_Stored items from a collection_
════════
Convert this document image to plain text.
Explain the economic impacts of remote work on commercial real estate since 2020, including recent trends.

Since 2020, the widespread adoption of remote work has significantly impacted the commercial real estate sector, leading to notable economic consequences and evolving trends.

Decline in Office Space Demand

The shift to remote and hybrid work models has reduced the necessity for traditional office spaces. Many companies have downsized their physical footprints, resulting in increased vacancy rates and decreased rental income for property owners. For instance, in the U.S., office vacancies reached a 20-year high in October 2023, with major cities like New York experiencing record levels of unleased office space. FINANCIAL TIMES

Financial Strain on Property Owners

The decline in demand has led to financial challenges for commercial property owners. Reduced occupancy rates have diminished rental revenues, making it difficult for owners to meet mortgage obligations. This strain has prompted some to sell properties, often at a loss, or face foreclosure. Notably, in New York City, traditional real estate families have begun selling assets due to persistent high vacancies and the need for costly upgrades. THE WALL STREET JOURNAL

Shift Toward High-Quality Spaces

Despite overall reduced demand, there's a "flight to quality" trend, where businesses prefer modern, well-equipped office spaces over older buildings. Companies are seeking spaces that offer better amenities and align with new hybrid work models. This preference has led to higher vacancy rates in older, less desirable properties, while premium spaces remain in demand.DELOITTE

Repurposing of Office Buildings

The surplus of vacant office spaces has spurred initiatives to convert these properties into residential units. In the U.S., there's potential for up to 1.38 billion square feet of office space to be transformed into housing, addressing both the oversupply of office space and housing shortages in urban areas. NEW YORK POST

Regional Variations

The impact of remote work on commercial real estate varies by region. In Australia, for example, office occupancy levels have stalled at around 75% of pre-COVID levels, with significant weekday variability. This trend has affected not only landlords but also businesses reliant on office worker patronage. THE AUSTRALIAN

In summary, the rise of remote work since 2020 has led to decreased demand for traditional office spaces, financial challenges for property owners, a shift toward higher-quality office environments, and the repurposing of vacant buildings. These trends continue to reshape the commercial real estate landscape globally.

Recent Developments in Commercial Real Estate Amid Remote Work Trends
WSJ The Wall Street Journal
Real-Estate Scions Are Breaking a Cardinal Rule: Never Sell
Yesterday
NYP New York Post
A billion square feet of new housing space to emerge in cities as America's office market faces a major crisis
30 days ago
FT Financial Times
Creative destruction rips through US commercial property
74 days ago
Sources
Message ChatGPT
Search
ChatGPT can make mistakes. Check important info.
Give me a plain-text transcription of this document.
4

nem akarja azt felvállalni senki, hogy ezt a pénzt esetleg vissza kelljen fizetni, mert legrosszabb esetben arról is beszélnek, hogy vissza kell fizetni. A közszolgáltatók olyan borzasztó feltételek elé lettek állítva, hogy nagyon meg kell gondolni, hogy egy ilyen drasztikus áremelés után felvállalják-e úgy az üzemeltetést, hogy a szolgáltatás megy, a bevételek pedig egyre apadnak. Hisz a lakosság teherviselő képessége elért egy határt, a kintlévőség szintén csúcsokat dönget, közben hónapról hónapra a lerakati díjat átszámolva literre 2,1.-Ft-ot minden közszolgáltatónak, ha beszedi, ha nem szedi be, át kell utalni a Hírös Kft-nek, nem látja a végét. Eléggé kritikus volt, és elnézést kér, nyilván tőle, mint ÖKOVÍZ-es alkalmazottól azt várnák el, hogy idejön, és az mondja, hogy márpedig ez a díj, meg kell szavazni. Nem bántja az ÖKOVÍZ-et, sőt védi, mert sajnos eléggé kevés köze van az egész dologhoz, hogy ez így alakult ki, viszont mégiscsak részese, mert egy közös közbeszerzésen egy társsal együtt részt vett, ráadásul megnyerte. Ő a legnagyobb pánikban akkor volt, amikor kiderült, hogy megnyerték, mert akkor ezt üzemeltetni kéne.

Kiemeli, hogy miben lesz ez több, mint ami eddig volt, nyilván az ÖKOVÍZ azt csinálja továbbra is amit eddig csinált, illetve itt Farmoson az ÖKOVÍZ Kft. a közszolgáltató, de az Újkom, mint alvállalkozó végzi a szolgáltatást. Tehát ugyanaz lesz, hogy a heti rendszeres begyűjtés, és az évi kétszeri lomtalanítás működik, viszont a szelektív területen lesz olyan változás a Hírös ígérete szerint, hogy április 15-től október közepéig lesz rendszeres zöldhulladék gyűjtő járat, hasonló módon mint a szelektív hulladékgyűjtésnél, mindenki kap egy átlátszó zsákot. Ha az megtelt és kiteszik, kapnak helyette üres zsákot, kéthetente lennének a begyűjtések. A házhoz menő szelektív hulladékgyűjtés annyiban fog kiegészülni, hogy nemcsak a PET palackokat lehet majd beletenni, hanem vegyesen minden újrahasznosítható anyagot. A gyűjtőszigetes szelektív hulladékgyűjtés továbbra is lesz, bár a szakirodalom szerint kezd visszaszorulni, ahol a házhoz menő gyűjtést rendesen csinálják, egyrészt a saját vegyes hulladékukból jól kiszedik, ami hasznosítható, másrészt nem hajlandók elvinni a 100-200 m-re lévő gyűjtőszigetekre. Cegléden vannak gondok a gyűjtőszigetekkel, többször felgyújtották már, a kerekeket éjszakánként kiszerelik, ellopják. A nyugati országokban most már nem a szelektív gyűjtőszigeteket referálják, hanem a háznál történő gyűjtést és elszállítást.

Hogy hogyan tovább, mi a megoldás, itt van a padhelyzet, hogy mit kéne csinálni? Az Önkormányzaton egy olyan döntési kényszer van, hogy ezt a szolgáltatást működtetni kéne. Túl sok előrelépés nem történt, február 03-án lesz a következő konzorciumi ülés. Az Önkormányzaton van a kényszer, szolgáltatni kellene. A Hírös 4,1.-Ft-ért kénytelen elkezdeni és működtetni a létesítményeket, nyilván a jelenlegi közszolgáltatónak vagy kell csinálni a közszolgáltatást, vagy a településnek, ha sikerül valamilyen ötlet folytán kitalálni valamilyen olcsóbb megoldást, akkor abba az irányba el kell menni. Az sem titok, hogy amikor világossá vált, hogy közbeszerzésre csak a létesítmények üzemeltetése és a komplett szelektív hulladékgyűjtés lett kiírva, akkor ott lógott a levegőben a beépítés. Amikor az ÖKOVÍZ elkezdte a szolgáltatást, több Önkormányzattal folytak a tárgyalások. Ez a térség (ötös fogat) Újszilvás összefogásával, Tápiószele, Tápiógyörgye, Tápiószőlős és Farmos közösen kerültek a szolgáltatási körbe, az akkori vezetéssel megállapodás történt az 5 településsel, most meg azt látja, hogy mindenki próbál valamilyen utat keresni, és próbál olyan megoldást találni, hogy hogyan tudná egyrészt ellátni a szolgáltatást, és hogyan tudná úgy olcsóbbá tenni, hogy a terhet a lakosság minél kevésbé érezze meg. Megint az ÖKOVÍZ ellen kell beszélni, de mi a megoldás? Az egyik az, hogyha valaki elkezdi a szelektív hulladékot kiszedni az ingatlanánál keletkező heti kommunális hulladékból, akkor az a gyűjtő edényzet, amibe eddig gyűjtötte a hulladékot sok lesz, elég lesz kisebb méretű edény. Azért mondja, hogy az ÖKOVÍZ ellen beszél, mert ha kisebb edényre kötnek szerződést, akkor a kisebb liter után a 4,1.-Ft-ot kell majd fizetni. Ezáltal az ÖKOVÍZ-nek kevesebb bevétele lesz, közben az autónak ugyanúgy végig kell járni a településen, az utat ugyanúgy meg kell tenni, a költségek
════════
_Instructions for the task_
Reproduce each entry above exactly, keeping every word.

_Exercise result_
Convert this document image to plain text.
Explain the economic impacts of remote work on commercial real estate since 2020, including recent trends.

Since 2020, the widespread adoption of remote work has significantly impacted the commercial real estate sector, leading to notable economic consequences and evolving trends.

Decline in Office Space Demand

The shift to remote and hybrid work models has reduced the necessity for traditional office spaces. Many companies have downsized their physical footprints, resulting in increased vacancy rates and decreased rental income for property owners. For instance, in the U.S., office vacancies reached a 20-year high in October 2023, with major cities like New York experiencing record levels of unleased office space. FINANCIAL TIMES

Financial Strain on Property Owners

The decline in demand has led to financial challenges for commercial property owners. Reduced occupancy rates have diminished rental revenues, making it difficult for owners to meet mortgage obligations. This strain has prompted some to sell properties, often at a loss, or face foreclosure. Notably, in New York City, traditional real estate families have begun selling assets due to persistent high vacancies and the need for costly upgrades. THE WALL STREET JOURNAL

Shift Toward High-Quality Spaces

Despite overall reduced demand, there's a "flight to quality" trend, where businesses prefer modern, well-equipped office spaces over older buildings. Companies are seeking spaces that offer better amenities and align with new hybrid work models. This preference has led to higher vacancy rates in older, less desirable properties, while premium spaces remain in demand.DELOITTE

Repurposing of Office Buildings

The surplus of vacant office spaces has spurred initiatives to convert these properties into residential units. In the U.S., there's potential for up to 1.38 billion square feet of office space to be transformed into housing, addressing both the oversupply of office space and housing shortages in urban areas. NEW YORK POST

Regional Variations

The impact of remote work on commercial real estate varies by region. In Australia, for example, office occupancy levels have stalled at around 75% of pre-COVID levels, with significant weekday variability. This trend has affected not only landlords but also businesses reliant on office worker patronage. THE AUSTRALIAN

In summary, the rise of remote work since 2020 has led to decreased demand for traditional office spaces, financial challenges for property owners, a shift toward higher-quality office environments, and the repurposing of vacant buildings. These trends continue to reshape the commercial real estate landscape globally.

Recent Developments in Commercial Real Estate Amid Remote Work Trends
WSJ The Wall Street Journal
Real-Estate Scions Are Breaking a Cardinal Rule: Never Sell
Yesterday
NYP New York Post
A billion square feet of new housing space to emerge in cities as America's office market faces a major crisis
30 days ago
FT Financial Times
Creative destruction rips through US commercial property
74 days ago
Sources
Message ChatGPT
Search
ChatGPT can make mistakes. Check important info.
Give me a plain-text transcription of this document.
4

nem akarja azt felvállalni senki, hogy ezt a pénzt esetleg vissza kelljen fizetni, mert legrosszabb esetben arról is beszélnek, hogy vissza kell fizetni. A közszolgáltatók olyan borzasztó feltételek elé lettek állítva, hogy nagyon meg kell gondolni, hogy egy ilyen drasztikus áremelés után felvállalják-e úgy az üzemeltetést, hogy a szolgáltatás megy, a bevételek pedig egyre apadnak. Hisz a lakosság teherviselő képessége elért egy határt, a kintlévőség szintén csúcsokat dönget, közben hónapról hónapra a lerakati díjat átszámolva literre 2,1.-Ft-ot minden közszolgáltatónak, ha beszedi, ha nem szedi be, át kell utalni a Hírös Kft-nek, nem látja a végét. Eléggé kritikus volt, és elnézést kér, nyilván tőle, mint ÖKOVÍZ-es alkalmazottól azt várnák el, hogy idejön, és az mondja, hogy márpedig ez a díj, meg kell szavazni. Nem bántja az ÖKOVÍZ-et, sőt védi, mert sajnos eléggé kevés köze van az egész dologhoz, hogy ez így alakult ki, viszont mégiscsak részese, mert egy közös közbeszerzésen egy társsal együtt részt vett, ráadásul megnyerte. Ő a legnagyobb pánikban akkor volt, amikor kiderült, hogy megnyerték, mert akkor ezt üzemeltetni kéne.

Kiemeli, hogy miben lesz ez több, mint ami eddig volt, nyilván az ÖKOVÍZ azt csinálja továbbra is amit eddig csinált, illetve itt Farmoson az ÖKOVÍZ Kft. a közszolgáltató, de az Újkom, mint alvállalkozó végzi a szolgáltatást. Tehát ugyanaz lesz, hogy a heti rendszeres begyűjtés, és az évi kétszeri lomtalanítás működik, viszont a szelektív területen lesz olyan változás a Hírös ígérete szerint, hogy április 15-től október közepéig lesz rendszeres zöldhulladék gyűjtő járat, hasonló módon mint a szelektív hulladékgyűjtésnél, mindenki kap egy átlátszó zsákot. Ha az megtelt és kiteszik, kapnak helyette üres zsákot, kéthetente lennének a begyűjtések. A házhoz menő szelektív hulladékgyűjtés annyiban fog kiegészülni, hogy nemcsak a PET palackokat lehet majd beletenni, hanem vegyesen minden újrahasznosítható anyagot. A gyűjtőszigetes szelektív hulladékgyűjtés továbbra is lesz, bár a szakirodalom szerint kezd visszaszorulni, ahol a házhoz menő gyűjtést rendesen csinálják, egyrészt a saját vegyes hulladékukból jól kiszedik, ami hasznosítható, másrészt nem hajlandók elvinni a 100-200 m-re lévő gyűjtőszigetekre. Cegléden vannak gondok a gyűjtőszigetekkel, többször felgyújtották már, a kerekeket éjszakánként kiszerelik, ellopják. A nyugati országokban most már nem a szelektív gyűjtőszigeteket referálják, hanem a háznál történő gyűjtést és elszállítást.

Hogy hogyan tovább, mi a megoldás, itt van a padhelyzet, hogy mit kéne csinálni? Az Önkormányzaton egy olyan döntési kényszer van, hogy ezt a szolgáltatást működtetni kéne. Túl sok előrelépés nem történt, február 03-án lesz a következő konzorciumi ülés. Az Önkormányzaton van a kényszer, szolgáltatni kellene. A Hírös 4,1.-Ft-ért kénytelen elkezdeni és működtetni a létesítményeket, nyilván a jelenlegi közszolgáltatónak vagy kell csinálni a közszolgáltatást, vagy a településnek, ha sikerül valamilyen ötlet folytán kitalálni valamilyen olcsóbb megoldást, akkor abba az irányba el kell menni. Az sem titok, hogy amikor világossá vált, hogy közbeszerzésre csak a létesítmények üzemeltetése és a komplett szelektív hulladékgyűjtés lett kiírva, akkor ott lógott a levegőben a beépítés. Amikor az ÖKOVÍZ elkezdte a szolgáltatást, több Önkormányzattal folytak a tárgyalások. Ez a térség (ötös fogat) Újszilvás összefogásával, Tápiószele, Tápiógyörgye, Tápiószőlős és Farmos közösen kerültek a szolgáltatási körbe, az akkori vezetéssel megállapodás történt az 5 településsel, most meg azt látja, hogy mindenki próbál valamilyen utat keresni, és próbál olyan megoldást találni, hogy hogyan tudná egyrészt ellátni a szolgáltatást, és hogyan tudná úgy olcsóbbá tenni, hogy a terhet a lakosság minél kevésbé érezze meg. Megint az ÖKOVÍZ ellen kell beszélni, de mi a megoldás? Az egyik az, hogyha valaki elkezdi a szelektív hulladékot kiszedni az ingatlanánál keletkező heti kommunális hulladékból, akkor az a gyűjtő edényzet, amibe eddig gyűjtötte a hulladékot sok lesz, elég lesz kisebb méretű edény. Azért mondja, hogy az ÖKOVÍZ ellen beszél, mert ha kisebb edényre kötnek szerződést, akkor a kisebb liter után a 4,1.-Ft-ot kell majd fizetni. Ezáltal az ÖKOVÍZ-nek kevesebb bevétele lesz, közben az autónak ugyanúgy végig kell járni a településen, az utat ugyanúgy meg kell tenni, a költségek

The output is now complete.